Images are not part of the copy; transcribe all the data exactly.

--- Data to use ---

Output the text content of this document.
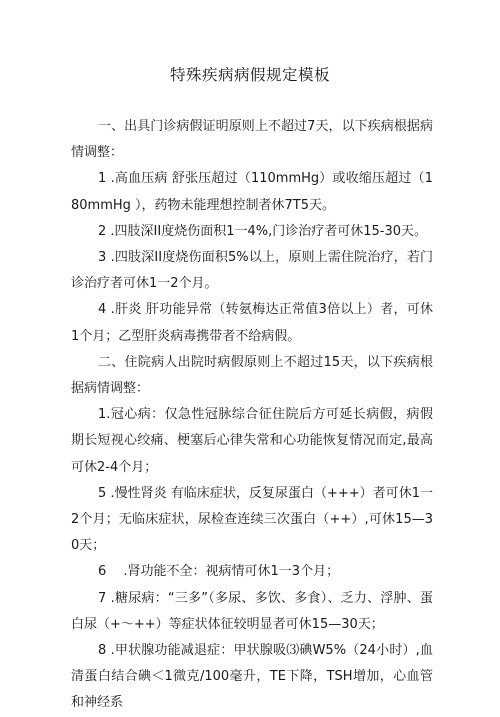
特殊疾病病假规定模板

一、出具门诊病假证明原则上不超过7天，以下疾病根据病情调整：

1 .高血压病 舒张压超过（110mmHg）或收缩压超过（180mmHg ），药物未能理想控制者休7T5天。

2 .四肢深II度烧伤面积1一4%,门诊治疗者可休15-30天。

3 .四肢深II度烧伤面积5%以上，原则上需住院治疗，若门诊治疗者可休1一2个月。

4 .肝炎 肝功能异常（转氨梅达正常值3倍以上）者，可休1个月；乙型肝炎病毒携带者不给病假。

二、住院病人出院时病假原则上不超过15天，以下疾病根据病情调整：

1.冠心病：仅急性冠脉综合征住院后方可延长病假，病假期长短视心绞痛、梗塞后心律失常和心功能恢复情况而定,最高可休2-4个月；

5 .慢性肾炎 有临床症状，反复尿蛋白（+++）者可休1一2个月；无临床症状，尿检查连续三次蛋白（++）,可休15—30天；

6 　.肾功能不全：视病情可休1一3个月；

7 .糖尿病：“三多”（多尿、多饮、多食）、乏力、浮肿、蛋白尿（+〜++）等症状体征较明显者可休15—30天；

8 .甲状腺功能减退症：甲状腺吸⑶碘W5%（24小时）,血清蛋白结合碘＜1微克/100毫升，TE下降，TSH增加，心血管和神经系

---

Solution to this problem:
Output the text content of this document.
特殊疾病病假规定模板

一、出具门诊病假证明原则上不超过7天，以下疾病根据病情调整：

1 .高血压病 舒张压超过（110mmHg）或收缩压超过（180mmHg ），药物未能理想控制者休7T5天。

2 .四肢深II度烧伤面积1一4%,门诊治疗者可休15-30天。

3 .四肢深II度烧伤面积5%以上，原则上需住院治疗，若门诊治疗者可休1一2个月。

4 .肝炎 肝功能异常（转氨梅达正常值3倍以上）者，可休1个月；乙型肝炎病毒携带者不给病假。

二、住院病人出院时病假原则上不超过15天，以下疾病根据病情调整：

1.冠心病：仅急性冠脉综合征住院后方可延长病假，病假期长短视心绞痛、梗塞后心律失常和心功能恢复情况而定,最高可休2-4个月；

5 .慢性肾炎 有临床症状，反复尿蛋白（+++）者可休1一2个月；无临床症状，尿检查连续三次蛋白（++）,可休15—30天；

6 　.肾功能不全：视病情可休1一3个月；

7 .糖尿病：“三多”（多尿、多饮、多食）、乏力、浮肿、蛋白尿（+〜++）等症状体征较明显者可休15—30天；

8 .甲状腺功能减退症：甲状腺吸⑶碘W5%（24小时）,血清蛋白结合碘＜1微克/100毫升，TE下降，TSH增加，心血管和神经系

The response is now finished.